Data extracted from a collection
_ _ _

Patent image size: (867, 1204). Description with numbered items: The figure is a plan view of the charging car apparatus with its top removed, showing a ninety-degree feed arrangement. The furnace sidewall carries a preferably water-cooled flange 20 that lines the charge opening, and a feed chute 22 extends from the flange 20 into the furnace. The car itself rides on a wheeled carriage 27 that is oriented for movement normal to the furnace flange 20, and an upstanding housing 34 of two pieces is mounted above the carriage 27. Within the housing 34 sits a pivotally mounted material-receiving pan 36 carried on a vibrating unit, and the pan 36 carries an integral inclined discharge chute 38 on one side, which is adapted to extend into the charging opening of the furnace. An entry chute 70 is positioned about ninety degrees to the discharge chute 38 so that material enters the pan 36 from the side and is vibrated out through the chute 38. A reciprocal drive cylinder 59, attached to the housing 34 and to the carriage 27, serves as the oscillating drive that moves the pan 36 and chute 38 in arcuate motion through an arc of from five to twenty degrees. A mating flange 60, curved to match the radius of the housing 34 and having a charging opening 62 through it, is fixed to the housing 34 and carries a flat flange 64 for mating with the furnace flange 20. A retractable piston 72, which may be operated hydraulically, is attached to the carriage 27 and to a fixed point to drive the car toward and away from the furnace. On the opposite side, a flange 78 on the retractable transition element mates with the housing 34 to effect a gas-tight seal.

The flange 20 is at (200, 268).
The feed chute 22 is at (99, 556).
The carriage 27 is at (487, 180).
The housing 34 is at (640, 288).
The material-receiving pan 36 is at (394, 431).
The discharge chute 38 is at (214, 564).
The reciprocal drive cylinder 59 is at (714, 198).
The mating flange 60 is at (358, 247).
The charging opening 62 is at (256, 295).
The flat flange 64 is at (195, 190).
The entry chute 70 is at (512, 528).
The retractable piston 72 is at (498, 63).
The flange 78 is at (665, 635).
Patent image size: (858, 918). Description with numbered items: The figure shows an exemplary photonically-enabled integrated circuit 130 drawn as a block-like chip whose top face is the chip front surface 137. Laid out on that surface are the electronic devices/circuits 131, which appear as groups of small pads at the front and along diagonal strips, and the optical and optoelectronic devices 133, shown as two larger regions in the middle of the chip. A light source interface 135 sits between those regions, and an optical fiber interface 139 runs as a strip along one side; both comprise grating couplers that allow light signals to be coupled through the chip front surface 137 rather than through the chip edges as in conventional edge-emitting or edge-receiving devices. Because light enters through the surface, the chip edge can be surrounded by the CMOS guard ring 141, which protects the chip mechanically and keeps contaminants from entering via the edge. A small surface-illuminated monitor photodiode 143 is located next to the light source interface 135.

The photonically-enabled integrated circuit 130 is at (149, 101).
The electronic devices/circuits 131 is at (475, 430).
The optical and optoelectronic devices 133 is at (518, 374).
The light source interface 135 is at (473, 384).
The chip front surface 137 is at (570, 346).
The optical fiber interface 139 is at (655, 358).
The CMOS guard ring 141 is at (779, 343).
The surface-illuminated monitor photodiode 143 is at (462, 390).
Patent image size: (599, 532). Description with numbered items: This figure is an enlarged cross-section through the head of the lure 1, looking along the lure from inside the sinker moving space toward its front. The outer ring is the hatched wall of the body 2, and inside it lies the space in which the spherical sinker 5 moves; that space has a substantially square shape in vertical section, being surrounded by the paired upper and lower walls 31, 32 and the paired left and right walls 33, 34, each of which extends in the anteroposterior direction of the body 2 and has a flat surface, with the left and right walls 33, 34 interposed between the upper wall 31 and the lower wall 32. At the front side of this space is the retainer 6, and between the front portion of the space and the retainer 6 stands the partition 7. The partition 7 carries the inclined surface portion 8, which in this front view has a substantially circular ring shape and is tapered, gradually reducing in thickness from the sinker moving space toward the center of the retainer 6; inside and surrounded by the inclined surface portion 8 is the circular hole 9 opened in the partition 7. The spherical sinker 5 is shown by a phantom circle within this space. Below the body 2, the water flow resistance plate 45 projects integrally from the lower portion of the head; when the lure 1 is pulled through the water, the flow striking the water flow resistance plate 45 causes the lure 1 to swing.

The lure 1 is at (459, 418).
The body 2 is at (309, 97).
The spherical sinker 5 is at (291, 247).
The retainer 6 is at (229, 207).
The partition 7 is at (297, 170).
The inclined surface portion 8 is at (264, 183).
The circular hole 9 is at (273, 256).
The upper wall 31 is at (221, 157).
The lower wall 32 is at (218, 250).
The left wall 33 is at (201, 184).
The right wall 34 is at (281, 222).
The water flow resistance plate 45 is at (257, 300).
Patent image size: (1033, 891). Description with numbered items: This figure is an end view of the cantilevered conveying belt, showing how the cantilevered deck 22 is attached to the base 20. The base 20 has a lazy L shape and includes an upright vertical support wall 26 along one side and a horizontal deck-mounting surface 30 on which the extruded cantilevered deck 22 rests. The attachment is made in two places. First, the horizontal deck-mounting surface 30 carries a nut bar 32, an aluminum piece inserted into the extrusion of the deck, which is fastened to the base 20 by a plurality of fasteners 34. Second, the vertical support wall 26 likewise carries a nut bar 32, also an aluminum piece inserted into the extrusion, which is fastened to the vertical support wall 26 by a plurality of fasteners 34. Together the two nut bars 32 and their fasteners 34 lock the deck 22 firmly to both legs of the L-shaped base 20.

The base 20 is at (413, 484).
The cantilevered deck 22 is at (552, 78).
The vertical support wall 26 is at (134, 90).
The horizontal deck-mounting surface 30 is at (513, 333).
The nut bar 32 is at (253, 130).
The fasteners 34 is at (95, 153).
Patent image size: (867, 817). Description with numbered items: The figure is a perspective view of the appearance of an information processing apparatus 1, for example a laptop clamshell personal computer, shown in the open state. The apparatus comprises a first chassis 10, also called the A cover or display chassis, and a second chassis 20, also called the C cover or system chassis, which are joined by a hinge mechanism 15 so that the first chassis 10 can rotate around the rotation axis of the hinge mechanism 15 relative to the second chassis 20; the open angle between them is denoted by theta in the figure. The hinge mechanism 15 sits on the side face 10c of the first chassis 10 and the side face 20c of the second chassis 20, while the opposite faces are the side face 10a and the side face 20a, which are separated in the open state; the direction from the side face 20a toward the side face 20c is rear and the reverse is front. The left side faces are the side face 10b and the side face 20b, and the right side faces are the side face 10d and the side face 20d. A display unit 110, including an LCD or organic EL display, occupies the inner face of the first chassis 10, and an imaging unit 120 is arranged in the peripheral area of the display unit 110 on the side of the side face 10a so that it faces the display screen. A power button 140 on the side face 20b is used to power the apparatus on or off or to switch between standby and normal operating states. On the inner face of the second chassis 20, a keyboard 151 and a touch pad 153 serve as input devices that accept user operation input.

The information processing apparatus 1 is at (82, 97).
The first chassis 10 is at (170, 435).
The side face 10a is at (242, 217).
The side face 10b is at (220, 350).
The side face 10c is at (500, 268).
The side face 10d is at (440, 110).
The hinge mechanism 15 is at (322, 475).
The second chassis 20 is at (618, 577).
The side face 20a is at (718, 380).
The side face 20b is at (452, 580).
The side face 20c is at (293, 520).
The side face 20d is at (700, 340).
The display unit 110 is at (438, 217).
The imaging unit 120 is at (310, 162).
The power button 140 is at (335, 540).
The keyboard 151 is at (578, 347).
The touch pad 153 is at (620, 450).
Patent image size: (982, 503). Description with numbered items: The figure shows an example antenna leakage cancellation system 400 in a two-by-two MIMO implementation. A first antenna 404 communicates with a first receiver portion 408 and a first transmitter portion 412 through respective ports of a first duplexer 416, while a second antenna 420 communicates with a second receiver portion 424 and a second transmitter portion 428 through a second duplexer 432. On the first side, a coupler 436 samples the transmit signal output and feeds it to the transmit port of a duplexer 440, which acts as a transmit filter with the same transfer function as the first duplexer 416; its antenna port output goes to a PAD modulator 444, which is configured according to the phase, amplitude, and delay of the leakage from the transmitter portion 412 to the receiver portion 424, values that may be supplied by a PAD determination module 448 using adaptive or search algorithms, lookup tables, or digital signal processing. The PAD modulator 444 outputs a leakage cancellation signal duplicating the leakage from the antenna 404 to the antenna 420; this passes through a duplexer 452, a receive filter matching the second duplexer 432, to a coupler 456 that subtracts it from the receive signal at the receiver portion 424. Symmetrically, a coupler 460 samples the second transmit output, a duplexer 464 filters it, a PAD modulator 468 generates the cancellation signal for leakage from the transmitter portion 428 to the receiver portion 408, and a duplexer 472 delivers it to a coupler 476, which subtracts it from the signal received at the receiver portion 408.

_ _ _

§ Your objective
Rewrite as a numbered list the lines of the material above, from the line with "Patent image size: (1033, 891)." to the line with "The fasteners 34 is at (95, 153).", both included and blank lines omitted.

§ Written answer
1. Patent image size: (1033, 891). Description with numbered items: This figure is an end view of the cantilevered conveying belt, showing how the cantilevered deck 22 is attached to the base 20. The base 20 has a lazy L shape and includes an upright vertical support wall 26 along one side and a horizontal deck-mounting surface 30 on which the extruded cantilevered deck 22 rests. The attachment is made in two places. First, the horizontal deck-mounting surface 30 carries a nut bar 32, an aluminum piece inserted into the extrusion of the deck, which is fastened to the base 20 by a plurality of fasteners 34. Second, the vertical support wall 26 likewise carries a nut bar 32, also an aluminum piece inserted into the extrusion, which is fastened to the vertical support wall 26 by a plurality of fasteners 34. Together the two nut bars 32 and their fasteners 34 lock the deck 22 firmly to both legs of the L-shaped base 20.
2. The base 20 is at (413, 484).
3. The cantilevered deck 22 is at (552, 78).
4. The vertical support wall 26 is at (134, 90).
5. The horizontal deck-mounting surface 30 is at (513, 333).
6. The nut bar 32 is at (253, 130).
7. The fasteners 34 is at (95, 153).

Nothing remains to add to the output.